▶ _Document passage_
++++++

A brief overview of some of the CAM requirements, challenges and strategies for successful hard milling.
Since the late nineties there has been a push to eliminate the mid-process heat treatment/hardening of the steel block, which has reaped several benefits: (1) regaining the time and cost of shipment to the heat treatment facility; (2) regaining the cost of tearing down the setup, re-squaring the block after return from the furnace and resetting up the block for finishing; and, (3) removal of rescheduling complications when fitting the block back into the master schedule.
Another target for process elimination has been EDM. The invention of EDM was a huge advantage to mold/die shops when it was first developed because it allowed different shapes and sizes to be machined into steel that were unheard of previously. What eventually became obvious was that EDM also was an additional process. The time to create the graphite electrodes, the cost to create CAM programs to machine them, the additional cost of setting up and resetting up the job, plus the burn time itself had to be accounted for in the cost and scheduling of the job.
Although not all situations or block sizes allow for the elimination of in process heat treatment or the need for EDM in certain situations, there is a continued need to push the envelope to compete globally, as any elimination of time or cost is effective in improving competitiveness. Hard milling is one such process that improves competitiveness if employed properly. Following is a brief overview of some of the requirements, challenges and solutions for successful hard milling.
Hard Milling Requirements
The secret of hard milling has been around for awhile. The problem is that people often don’t want to accept the requirements because of the necessary investment. You can’t take any shortcuts and expect to get results.
Hard milling is placing the cnc machine and the cutter in the worst type of cutting condition, so you must have all of the best solutions in place to counteract this. You must have a CNC machine with a rigid enough spindle to minimize vibration; a high quality end mill with the proper coating for the application; the expertise and assistance of an applications expert from the cutter company to ensure that you use the correct speeds, feeds, step-over and step-downs required for the material/hardness: too small of a step-over or step-down can be just as detrimental to a good result as too high a value; a highly accurate and rigid toolholder; and, proper CAM software.
Much of the software for CAM started out as general-purpose software. Often times the company was a CAD company first that decided to add CAM software in an attempt to supply a one-stop shopping environment. The toolpath that is output is very inconsistent and inaccurate, which causes the CNC machine to run on a rough or ragged path as opposed to a smooth path, resulting in poor surface finish and premature tool wear.
Trochoidal or small circular motion keeps the tool engaged at a constant load to eliminate high load on the tool. Images courtesy of Graphic Products North America, Inc.
The Human Aspect of Technology
One aspect of hard milling that is often ignored is human resources. The new information that the CAM department must now understand and apply with regard to cutting tools, lasers, probes, machine tool capabilities, CAM software options, etc. has grown tremendously, so a fresh, open-minded internal review of procedures and personnel in the CAM/machining departments is required to be sure that you are not stuck in the “this is the way that we have always done it” routine. Every employee must be educated to understand that global competition is real, and will require personal sacrifices for the good of the company’s profitability to retain the jobs that we have.
Cutting tools are now more specifically application-designed and coated. All employees involved in the process must understand the specific differences between the various types and coatings. Using a tool for an incorrect application easily negates having the other variables satisfied.

++++++

(Saved data entries)

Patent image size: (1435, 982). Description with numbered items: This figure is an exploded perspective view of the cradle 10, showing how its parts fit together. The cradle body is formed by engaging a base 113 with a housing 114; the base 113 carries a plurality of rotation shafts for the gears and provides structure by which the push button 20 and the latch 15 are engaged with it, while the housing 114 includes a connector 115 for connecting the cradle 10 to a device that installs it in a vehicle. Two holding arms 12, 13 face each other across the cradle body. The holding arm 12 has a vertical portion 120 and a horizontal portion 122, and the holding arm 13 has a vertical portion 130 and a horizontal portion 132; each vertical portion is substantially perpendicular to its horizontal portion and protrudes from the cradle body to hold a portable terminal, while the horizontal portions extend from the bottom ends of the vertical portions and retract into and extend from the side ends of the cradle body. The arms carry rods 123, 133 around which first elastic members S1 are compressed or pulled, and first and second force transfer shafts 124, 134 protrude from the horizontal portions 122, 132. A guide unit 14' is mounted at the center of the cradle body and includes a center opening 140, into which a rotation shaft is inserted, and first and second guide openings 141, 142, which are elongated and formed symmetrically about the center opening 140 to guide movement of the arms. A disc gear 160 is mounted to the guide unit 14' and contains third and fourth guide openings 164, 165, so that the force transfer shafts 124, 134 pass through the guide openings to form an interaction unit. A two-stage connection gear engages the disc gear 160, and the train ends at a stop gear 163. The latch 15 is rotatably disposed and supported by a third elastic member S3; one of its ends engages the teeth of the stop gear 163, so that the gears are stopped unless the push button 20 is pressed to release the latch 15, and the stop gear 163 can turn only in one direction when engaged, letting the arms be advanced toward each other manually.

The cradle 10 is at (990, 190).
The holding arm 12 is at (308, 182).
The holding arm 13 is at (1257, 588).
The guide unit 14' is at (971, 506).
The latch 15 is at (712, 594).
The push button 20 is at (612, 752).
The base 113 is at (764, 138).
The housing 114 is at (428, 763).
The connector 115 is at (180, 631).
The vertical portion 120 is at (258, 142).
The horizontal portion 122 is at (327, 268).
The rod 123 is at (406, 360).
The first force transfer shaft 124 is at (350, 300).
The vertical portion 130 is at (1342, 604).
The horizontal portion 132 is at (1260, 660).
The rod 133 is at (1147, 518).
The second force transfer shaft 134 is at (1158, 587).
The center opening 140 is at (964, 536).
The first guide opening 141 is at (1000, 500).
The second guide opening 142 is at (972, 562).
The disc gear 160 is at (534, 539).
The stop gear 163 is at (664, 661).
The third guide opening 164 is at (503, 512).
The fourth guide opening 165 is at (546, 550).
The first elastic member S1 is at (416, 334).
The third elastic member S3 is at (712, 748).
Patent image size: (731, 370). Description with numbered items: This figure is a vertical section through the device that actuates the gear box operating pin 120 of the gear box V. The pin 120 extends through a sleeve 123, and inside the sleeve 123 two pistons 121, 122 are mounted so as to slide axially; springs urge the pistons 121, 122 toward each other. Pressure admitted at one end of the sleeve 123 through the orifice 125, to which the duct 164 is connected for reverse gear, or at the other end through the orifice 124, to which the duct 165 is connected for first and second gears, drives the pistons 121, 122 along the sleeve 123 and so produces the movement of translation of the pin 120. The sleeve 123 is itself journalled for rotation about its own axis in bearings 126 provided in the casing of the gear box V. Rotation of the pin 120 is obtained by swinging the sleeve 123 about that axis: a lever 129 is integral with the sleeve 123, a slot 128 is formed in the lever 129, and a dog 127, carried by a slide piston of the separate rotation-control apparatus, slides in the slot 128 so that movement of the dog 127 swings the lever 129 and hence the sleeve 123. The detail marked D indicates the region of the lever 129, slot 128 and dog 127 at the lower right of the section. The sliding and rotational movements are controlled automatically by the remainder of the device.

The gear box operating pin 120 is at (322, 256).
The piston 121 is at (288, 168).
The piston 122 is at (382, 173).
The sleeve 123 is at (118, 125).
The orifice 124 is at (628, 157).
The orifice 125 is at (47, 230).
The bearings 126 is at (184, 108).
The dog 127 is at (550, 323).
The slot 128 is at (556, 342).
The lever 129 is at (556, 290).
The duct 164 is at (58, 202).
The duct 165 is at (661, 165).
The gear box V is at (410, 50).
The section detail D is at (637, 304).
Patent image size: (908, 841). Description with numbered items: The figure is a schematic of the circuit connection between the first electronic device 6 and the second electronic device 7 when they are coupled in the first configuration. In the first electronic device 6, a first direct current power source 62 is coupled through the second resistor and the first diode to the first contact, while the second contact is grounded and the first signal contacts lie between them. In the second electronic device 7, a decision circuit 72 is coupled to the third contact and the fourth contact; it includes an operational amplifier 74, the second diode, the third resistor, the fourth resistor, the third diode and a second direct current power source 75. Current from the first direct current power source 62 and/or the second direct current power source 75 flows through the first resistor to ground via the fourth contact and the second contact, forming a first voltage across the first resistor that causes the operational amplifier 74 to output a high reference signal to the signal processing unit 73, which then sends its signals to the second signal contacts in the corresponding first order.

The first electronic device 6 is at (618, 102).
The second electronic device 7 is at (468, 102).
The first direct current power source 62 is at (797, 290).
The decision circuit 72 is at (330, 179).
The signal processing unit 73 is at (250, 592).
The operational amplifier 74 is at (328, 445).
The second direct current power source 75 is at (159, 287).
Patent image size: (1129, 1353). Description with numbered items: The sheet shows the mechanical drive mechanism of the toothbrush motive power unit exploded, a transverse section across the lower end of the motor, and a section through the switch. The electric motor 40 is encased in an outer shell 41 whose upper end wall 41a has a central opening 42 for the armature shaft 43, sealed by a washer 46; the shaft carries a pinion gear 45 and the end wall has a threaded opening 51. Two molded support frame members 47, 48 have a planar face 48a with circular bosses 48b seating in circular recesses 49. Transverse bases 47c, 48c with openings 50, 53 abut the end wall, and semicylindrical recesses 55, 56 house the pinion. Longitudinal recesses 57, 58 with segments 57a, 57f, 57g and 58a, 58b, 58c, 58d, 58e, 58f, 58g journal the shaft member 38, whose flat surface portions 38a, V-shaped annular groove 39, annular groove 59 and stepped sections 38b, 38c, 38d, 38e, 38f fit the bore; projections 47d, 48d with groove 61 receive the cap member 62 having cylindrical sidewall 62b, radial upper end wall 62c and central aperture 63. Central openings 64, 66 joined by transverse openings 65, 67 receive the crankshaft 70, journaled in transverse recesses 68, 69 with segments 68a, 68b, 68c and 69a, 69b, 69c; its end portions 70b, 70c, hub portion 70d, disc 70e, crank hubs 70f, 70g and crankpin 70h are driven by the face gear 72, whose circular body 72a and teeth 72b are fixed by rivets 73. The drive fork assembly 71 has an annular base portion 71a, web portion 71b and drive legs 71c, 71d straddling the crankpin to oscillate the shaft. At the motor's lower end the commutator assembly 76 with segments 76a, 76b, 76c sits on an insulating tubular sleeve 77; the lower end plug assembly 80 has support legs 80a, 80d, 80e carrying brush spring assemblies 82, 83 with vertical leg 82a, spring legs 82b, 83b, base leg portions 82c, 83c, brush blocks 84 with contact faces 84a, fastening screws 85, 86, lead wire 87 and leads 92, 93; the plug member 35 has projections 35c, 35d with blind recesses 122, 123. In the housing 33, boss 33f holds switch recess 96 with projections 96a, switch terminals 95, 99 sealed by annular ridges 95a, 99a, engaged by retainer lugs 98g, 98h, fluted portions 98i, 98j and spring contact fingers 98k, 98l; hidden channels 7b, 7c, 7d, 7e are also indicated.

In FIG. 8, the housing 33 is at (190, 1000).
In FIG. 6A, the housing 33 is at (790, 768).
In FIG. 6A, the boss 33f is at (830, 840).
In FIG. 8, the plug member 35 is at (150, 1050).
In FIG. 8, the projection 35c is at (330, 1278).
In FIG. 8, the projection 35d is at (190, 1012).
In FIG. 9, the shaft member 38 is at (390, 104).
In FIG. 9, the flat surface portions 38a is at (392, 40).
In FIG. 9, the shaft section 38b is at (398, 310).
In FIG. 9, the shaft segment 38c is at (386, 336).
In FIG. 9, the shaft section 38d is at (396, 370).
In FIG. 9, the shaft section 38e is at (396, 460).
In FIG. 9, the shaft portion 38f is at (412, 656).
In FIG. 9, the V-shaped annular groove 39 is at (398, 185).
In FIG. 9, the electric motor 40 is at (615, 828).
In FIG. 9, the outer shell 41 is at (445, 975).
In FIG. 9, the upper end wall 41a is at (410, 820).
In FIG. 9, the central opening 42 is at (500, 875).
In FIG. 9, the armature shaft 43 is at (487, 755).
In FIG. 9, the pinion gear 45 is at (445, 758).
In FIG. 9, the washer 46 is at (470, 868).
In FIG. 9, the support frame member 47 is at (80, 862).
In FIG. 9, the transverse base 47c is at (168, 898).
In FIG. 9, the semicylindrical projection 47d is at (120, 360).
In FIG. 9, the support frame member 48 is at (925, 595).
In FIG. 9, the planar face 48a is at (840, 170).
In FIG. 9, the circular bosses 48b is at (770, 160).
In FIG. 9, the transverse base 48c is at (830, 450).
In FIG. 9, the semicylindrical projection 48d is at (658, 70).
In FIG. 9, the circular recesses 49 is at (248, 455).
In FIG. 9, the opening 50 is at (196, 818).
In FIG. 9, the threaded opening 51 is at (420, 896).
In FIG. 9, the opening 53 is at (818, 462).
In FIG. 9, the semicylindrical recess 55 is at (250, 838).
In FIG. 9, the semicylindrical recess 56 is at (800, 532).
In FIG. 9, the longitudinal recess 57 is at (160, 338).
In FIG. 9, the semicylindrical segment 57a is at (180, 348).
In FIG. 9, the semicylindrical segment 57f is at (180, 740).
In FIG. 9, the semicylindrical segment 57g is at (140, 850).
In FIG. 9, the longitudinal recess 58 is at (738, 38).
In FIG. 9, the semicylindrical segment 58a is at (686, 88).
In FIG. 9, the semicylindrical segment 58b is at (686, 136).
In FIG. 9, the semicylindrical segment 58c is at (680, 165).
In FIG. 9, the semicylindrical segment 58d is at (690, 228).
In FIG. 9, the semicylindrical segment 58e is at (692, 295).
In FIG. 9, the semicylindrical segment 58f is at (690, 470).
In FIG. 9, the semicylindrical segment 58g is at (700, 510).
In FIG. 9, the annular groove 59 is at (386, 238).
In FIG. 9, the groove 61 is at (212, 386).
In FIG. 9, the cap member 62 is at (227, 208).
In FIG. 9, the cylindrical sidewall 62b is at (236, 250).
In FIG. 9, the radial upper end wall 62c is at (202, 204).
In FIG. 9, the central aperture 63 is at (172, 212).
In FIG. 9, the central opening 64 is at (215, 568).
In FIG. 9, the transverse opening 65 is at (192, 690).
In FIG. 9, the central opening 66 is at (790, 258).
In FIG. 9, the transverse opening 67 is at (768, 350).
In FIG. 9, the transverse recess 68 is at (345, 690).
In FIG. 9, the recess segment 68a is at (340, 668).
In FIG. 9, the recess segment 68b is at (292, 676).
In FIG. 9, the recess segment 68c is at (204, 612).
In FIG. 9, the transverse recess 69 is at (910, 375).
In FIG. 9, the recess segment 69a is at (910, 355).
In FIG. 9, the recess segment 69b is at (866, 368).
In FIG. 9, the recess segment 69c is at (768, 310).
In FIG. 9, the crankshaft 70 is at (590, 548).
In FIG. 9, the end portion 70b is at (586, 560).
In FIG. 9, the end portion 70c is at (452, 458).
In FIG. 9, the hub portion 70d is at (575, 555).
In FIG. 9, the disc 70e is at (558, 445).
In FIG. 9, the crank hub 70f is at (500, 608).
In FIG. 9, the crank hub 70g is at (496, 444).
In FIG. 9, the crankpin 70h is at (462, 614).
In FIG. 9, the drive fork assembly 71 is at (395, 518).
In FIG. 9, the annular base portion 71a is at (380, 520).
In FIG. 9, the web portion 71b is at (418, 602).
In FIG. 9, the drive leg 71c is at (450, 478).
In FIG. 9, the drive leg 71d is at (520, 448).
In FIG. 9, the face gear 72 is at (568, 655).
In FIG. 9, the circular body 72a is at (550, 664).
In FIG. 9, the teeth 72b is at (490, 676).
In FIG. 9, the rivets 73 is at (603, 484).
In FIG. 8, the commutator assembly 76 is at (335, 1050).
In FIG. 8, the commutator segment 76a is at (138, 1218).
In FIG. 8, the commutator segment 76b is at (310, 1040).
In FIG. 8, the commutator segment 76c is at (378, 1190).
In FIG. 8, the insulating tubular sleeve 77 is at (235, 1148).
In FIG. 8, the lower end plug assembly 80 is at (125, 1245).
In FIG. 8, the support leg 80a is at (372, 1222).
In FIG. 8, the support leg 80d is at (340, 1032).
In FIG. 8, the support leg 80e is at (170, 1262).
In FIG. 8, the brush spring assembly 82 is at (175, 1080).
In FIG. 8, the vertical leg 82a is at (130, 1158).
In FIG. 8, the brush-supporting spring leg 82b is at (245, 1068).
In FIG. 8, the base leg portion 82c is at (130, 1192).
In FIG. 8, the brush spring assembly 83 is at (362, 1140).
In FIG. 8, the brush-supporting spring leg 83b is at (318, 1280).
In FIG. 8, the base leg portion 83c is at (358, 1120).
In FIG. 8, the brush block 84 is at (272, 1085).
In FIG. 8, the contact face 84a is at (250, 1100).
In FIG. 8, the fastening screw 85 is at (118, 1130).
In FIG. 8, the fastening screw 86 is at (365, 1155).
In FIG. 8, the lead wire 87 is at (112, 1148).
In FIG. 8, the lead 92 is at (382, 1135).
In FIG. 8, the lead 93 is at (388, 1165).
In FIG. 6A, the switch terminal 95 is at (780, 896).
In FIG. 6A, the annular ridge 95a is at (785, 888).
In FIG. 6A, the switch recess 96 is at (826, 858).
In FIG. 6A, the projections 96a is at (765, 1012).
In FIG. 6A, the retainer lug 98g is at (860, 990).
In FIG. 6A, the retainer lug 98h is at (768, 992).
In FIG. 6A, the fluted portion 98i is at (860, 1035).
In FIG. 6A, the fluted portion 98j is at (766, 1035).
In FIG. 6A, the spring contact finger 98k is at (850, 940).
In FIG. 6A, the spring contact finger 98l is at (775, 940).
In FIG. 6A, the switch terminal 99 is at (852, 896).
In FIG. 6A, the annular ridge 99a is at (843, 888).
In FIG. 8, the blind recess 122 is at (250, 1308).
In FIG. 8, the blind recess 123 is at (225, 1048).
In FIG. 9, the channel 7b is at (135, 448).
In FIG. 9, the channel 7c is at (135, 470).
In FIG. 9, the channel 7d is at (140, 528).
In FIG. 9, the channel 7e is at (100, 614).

++++++

▶ _Aim_
Carry on the hard milling article from the point where it stops.

▶ _The response_
Lasers being added to the hard milling process have allowed the elimination of the human in the accuracy of picking up each tool. It also has allowed for in-process checking and replacement of the tool as required caused by chipping or wear. Understanding of how the laser functions—including the macros that are used to control the laser—is now necessary as well as its required maintenance.
The probe now used in CNC machines for measurement introduces another piece of hardware/software necessary to understand. It is used for in-process checking, and in some cases alteration of the setup or offsets to bring the part into specifications.
The CNC machine has continued to develop over the years, including a more user-friendly, computer-oriented control. As the capability of the control has increased, the users learning requirements have grown. It is difficult to add more abilities to any product without requiring more involvement and understanding by the user. If there is an option available, there may be a normal default that doesn’t need to be changed very often, but someone must understand what the option is for and when it needs to be changed.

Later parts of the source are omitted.